- _Your goal_:
Every line with the word "city" in it should be extracted from the data that follows.

── Task data

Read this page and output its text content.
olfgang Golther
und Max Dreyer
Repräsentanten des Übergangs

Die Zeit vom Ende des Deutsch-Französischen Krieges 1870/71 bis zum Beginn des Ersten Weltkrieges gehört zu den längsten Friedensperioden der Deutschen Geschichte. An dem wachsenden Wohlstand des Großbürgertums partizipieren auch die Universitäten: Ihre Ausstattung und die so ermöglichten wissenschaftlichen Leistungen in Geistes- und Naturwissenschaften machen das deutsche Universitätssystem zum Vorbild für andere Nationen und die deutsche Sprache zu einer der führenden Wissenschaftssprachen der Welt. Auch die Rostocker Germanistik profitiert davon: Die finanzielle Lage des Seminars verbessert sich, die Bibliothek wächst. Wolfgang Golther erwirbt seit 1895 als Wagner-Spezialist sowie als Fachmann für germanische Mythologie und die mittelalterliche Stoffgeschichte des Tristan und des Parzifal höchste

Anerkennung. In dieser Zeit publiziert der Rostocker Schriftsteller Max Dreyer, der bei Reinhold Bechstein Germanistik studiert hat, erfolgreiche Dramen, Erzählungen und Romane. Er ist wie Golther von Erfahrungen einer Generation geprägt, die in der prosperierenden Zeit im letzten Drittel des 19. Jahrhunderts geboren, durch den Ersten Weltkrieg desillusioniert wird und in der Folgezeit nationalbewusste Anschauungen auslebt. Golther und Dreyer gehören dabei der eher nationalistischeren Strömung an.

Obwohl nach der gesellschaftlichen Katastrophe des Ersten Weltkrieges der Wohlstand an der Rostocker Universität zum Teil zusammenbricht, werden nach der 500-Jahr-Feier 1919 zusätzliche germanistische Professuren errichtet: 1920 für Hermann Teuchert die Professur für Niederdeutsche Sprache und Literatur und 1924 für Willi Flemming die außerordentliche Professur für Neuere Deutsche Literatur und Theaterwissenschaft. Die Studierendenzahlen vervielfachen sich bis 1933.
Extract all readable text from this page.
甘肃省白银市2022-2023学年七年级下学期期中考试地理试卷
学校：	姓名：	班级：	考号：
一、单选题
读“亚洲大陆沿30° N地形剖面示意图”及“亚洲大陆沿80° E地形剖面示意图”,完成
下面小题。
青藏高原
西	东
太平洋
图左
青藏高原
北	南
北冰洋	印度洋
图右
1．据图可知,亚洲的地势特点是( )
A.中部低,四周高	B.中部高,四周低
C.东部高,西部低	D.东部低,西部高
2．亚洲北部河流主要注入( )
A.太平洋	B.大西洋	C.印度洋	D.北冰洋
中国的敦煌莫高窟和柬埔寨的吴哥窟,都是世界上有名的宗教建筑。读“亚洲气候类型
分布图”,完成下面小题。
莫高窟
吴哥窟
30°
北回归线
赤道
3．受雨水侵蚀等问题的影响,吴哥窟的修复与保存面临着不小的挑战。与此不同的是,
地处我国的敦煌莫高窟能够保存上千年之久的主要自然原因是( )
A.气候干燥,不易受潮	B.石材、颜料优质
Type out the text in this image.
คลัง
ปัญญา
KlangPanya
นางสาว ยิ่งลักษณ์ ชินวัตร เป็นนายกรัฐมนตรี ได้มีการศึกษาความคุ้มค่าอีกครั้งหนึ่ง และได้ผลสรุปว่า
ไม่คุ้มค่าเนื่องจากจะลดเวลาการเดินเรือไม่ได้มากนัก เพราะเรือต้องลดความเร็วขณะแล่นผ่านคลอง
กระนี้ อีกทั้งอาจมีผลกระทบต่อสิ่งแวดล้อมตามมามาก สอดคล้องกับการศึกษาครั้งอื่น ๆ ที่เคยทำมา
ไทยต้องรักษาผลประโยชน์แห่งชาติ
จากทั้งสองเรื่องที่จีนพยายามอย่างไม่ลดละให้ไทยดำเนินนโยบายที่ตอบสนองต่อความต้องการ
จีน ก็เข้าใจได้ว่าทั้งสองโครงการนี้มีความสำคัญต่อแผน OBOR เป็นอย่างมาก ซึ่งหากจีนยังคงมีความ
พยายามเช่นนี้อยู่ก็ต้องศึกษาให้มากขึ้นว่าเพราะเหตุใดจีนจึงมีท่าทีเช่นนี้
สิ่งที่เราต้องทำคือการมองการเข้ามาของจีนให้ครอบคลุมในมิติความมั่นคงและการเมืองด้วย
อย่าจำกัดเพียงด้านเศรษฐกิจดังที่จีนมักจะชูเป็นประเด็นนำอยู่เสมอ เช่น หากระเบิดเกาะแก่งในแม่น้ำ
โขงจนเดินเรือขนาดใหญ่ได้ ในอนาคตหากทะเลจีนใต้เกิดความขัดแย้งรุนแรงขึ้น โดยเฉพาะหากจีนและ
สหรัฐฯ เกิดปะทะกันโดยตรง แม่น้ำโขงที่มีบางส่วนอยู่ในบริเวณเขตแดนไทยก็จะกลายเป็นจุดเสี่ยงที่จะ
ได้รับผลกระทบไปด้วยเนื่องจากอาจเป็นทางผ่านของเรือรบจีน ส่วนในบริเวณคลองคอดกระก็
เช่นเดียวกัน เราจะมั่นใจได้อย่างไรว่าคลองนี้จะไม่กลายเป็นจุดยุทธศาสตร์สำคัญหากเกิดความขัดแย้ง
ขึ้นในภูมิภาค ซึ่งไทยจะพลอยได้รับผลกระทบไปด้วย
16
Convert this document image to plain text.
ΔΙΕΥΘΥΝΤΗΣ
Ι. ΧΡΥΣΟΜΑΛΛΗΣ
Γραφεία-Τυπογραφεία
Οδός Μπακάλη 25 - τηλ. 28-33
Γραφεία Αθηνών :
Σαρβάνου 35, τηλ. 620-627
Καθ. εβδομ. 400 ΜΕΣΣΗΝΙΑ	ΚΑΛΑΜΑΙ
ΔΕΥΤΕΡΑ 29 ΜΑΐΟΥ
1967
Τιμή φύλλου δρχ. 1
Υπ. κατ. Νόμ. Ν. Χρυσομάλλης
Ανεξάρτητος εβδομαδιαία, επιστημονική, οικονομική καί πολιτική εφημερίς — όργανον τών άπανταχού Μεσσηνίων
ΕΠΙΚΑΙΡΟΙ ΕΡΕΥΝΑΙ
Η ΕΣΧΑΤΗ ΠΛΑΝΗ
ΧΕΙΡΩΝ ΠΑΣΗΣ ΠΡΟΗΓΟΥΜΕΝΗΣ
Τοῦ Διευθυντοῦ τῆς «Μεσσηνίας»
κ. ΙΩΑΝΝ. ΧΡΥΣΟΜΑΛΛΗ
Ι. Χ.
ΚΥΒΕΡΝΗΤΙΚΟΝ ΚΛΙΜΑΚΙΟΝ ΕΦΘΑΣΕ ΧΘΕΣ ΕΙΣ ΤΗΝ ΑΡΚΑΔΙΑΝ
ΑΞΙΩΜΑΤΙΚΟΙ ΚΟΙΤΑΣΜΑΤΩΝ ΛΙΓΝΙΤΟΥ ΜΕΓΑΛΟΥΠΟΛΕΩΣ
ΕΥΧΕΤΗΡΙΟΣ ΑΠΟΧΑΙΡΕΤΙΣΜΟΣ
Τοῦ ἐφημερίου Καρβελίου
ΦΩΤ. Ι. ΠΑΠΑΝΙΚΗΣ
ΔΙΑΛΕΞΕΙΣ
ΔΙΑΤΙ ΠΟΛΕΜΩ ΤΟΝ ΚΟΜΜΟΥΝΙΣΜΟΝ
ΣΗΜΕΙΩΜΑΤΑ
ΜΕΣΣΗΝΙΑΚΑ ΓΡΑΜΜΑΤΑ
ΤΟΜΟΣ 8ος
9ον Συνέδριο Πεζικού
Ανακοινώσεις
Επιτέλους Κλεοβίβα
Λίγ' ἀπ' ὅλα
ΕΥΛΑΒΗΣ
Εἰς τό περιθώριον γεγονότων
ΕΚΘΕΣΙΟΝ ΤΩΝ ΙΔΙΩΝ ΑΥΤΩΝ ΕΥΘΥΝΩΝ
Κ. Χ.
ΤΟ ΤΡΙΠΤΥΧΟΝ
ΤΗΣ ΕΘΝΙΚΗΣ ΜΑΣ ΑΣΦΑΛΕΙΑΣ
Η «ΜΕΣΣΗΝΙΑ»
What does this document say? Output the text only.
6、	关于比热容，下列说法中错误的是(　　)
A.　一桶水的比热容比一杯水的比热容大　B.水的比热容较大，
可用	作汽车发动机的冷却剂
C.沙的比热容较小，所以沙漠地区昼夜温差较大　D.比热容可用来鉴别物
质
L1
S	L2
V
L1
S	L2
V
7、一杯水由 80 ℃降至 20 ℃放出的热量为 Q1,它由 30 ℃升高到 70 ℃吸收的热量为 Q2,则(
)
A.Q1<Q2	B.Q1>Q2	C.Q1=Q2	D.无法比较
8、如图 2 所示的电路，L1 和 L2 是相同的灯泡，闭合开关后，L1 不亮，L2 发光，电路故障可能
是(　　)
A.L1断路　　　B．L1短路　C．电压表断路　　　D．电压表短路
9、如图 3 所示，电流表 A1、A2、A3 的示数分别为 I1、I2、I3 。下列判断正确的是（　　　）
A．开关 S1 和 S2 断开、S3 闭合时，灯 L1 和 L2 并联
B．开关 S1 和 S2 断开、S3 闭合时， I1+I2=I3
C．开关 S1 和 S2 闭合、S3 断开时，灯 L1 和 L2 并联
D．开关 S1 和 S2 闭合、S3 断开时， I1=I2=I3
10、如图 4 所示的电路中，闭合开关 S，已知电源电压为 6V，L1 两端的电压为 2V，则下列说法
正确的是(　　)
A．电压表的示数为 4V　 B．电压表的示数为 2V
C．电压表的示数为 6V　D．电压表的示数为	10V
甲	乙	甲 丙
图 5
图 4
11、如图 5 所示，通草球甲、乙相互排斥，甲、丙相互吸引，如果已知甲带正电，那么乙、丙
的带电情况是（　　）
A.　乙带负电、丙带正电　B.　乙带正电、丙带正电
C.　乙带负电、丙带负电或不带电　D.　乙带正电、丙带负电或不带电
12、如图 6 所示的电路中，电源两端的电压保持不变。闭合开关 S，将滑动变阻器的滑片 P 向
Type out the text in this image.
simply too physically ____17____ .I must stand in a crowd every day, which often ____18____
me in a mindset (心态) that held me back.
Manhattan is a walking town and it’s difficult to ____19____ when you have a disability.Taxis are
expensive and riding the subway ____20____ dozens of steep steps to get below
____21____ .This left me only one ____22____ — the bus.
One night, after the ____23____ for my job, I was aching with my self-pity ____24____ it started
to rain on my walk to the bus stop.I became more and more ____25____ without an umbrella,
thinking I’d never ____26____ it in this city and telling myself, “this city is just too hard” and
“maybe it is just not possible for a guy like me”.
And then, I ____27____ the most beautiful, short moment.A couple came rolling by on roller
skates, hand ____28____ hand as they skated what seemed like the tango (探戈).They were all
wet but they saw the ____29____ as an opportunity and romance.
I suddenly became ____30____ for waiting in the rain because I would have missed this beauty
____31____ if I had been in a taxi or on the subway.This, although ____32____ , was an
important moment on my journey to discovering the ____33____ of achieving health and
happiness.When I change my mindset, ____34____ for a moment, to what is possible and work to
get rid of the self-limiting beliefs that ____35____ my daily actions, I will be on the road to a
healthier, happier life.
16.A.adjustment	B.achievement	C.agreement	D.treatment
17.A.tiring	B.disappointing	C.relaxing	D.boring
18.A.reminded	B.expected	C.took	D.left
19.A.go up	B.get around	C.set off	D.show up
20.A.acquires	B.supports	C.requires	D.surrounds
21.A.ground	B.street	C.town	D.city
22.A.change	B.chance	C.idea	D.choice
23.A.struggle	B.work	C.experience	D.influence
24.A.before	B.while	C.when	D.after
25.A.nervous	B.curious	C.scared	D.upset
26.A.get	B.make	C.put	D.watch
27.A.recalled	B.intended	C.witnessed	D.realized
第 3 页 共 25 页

────

- _Reply to the task_:
thinking I’d never ____26____ it in this city and telling myself, “this city is just too hard” and
21.A.ground	B.street	C.town	D.city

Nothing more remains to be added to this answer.